- Excerpted text:
────

Moreover, 11 U.S.C. § 552(b) provides:

 
Except as provided in sections 363, 506(c), 522, 544, 545, 547, and 548 of this title, if the debtor and an entity entered into a security agreement before the commencement of the case and if the security interest created by such security agreement extends to property of the debtor acquired before the commencement of the case and to proceeds, product, offspring, rents, or profits of such property, then such security interest extends to such proceeds, product, offspring, rents, or profits acquired by the estate after the commencement of the case to the extent provided by such security agreement and by applicable non-bankruptcy law, except to any extent that the court, after notice and a hearing and based on the equities of the case, orders otherwise.

In this case, all four of the mortgage documents executed by the parties grant to appellees a security interest in Wabash's contract rights. For example, the September 1981 mortgage provides that Wabash grants to the mortgagees an interest in all of its real and personal property described in the mortgage

including, without limitation:

 
....

────

- What you will do:
1. From the bankruptcy excerpt, list every section of the title that the quoted provision names as an exception.
2. Continue the bankruptcy excerpt from its last sentence.
The lines that follow have no connection to the bankruptcy excerpt.

- Data:

────

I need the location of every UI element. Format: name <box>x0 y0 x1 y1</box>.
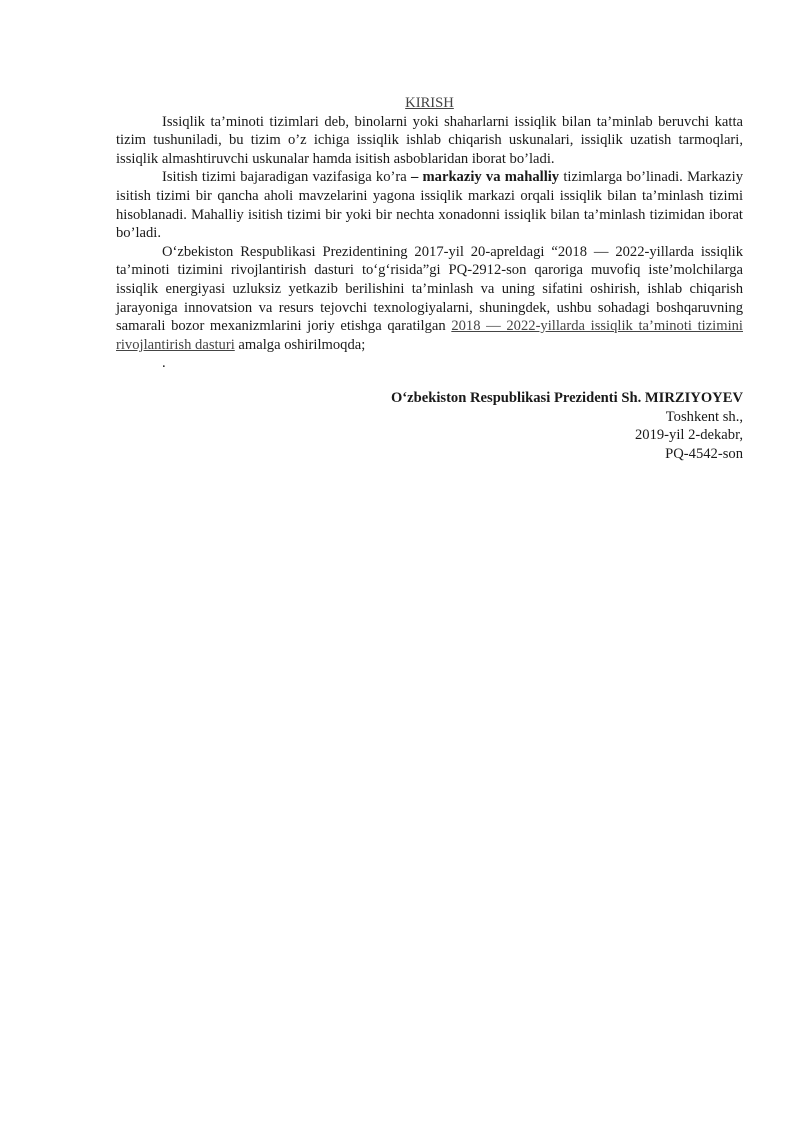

────

- Answers by task:
1. 363, 506(c), 522, 544, 545, 547, 548

2.
All right, title and interest of the Mortgagor in, to and under any and all contracts heretofore or hereafter executed by and between the Mortgagor and any person, firm, corporation or governmental body or agency providing for the purchase, sale, exchange or transmission of electric power or energy by the Mortgagor together with any and all other accounts, contract rights and general intangibles (as such terms are defined in the applicable Uniform Commercial Code) heretofore or hereafter acquired by the Mortgagor;
 
....
 
Together with all rents, income, revenues, profits and benefits at any time derived, received or had from any and all of the above-described property of the Mortgagor.

Like the other three mortgages, this mortgage also provides:

 
Whereas, to the extent that any of the property described or referred to herein or in the Mortgage is governed by the provisions of the Uniform Commercial Code of any state ..., the parties hereto desire that this Supplemental Mortgage and the Mortgage collectively be regarded as a "security agreement" under the Uniform Commercial Code and that this Supplemental Mortgage be regarded as a "financing statement" under the Uniform Commercial Code for said security agreement.

The Court finds that these mortgage provisions create a security interest for REA and CFC in Wabash's contract rights and in the proceeds of those contracts. Pursuant to 11 U.S.C. § 552(b), REA's and CFC's interest extends to Wabash's post-petition contract proceeds "to the extent provided by the security agreement and by applicable nonbankruptcy law."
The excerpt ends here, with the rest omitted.